SHORT PROBLEM ▸
Reproduce the entries in full, with no changes.

INPUT FOR THIS TASK ▸
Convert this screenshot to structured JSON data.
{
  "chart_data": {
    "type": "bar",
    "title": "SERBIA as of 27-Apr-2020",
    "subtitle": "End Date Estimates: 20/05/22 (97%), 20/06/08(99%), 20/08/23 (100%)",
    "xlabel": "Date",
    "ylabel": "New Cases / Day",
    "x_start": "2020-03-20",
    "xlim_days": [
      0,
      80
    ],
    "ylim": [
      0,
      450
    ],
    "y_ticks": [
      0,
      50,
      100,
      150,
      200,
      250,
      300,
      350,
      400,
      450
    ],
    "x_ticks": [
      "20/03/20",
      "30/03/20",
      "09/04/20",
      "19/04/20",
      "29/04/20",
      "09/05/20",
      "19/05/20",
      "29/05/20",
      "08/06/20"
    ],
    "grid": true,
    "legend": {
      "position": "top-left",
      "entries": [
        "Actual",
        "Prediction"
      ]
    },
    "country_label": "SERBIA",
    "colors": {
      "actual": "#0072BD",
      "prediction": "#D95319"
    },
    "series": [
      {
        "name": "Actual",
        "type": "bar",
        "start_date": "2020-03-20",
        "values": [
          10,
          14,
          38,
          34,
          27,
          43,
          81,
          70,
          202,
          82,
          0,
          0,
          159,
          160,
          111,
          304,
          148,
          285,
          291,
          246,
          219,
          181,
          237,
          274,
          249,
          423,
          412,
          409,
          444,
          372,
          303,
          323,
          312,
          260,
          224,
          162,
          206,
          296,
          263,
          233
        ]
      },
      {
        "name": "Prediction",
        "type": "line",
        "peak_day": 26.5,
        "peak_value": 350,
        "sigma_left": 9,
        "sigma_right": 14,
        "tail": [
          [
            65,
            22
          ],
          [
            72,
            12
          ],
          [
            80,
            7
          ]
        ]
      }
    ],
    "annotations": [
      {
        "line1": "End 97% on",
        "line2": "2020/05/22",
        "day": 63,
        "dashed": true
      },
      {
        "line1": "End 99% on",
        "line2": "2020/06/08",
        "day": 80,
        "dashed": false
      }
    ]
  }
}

REPLY ▸
Convert this screenshot to structured JSON data.
{
  "chart_data": {
    "type": "bar",
    "title": "SERBIA as of 27-Apr-2020",
    "subtitle": "End Date Estimates: 20/05/22 (97%), 20/06/08(99%), 20/08/23 (100%)",
    "xlabel": "Date",
    "ylabel": "New Cases / Day",
    "x_start": "2020-03-20",
    "xlim_days": [
      0,
      80
    ],
    "ylim": [
      0,
      450
    ],
    "y_ticks": [
      0,
      50,
      100,
      150,
      200,
      250,
      300,
      350,
      400,
      450
    ],
    "x_ticks": [
      "20/03/20",
      "30/03/20",
      "09/04/20",
      "19/04/20",
      "29/04/20",
      "09/05/20",
      "19/05/20",
      "29/05/20",
      "08/06/20"
    ],
    "grid": true,
    "legend": {
      "position": "top-left",
      "entries": [
        "Actual",
        "Prediction"
      ]
    },
    "country_label": "SERBIA",
    "colors": {
      "actual": "#0072BD",
      "prediction": "#D95319"
    },
    "series": [
      {
        "name": "Actual",
        "type": "bar",
        "start_date": "2020-03-20",
        "values": [
          10,
          14,
          38,
          34,
          27,
          43,
          81,
          70,
          202,
          82,
          0,
          0,
          159,
          160,
          111,
          304,
          148,
          285,
          291,
          246,
          219,
          181,
          237,
          274,
          249,
          423,
          412,
          409,
          444,
          372,
          303,
          323,
          312,
          260,
          224,
          162,
          206,
          296,
          263,
          233
        ]
      },
      {
        "name": "Prediction",
        "type": "line",
        "peak_day": 26.5,
        "peak_value": 350,
        "sigma_left": 9,
        "sigma_right": 14,
        "tail": [
          [
            65,
            22
          ],
          [
            72,
            12
          ],
          [
            80,
            7
          ]
        ]
      }
    ],
    "annotations": [
      {
        "line1": "End 97% on",
        "line2": "2020/05/22",
        "day": 63,
        "dashed": true
      },
      {
        "line1": "End 99% on",
        "line2": "2020/06/08",
        "day": 80,
        "dashed": false
      }
    ]
  }
}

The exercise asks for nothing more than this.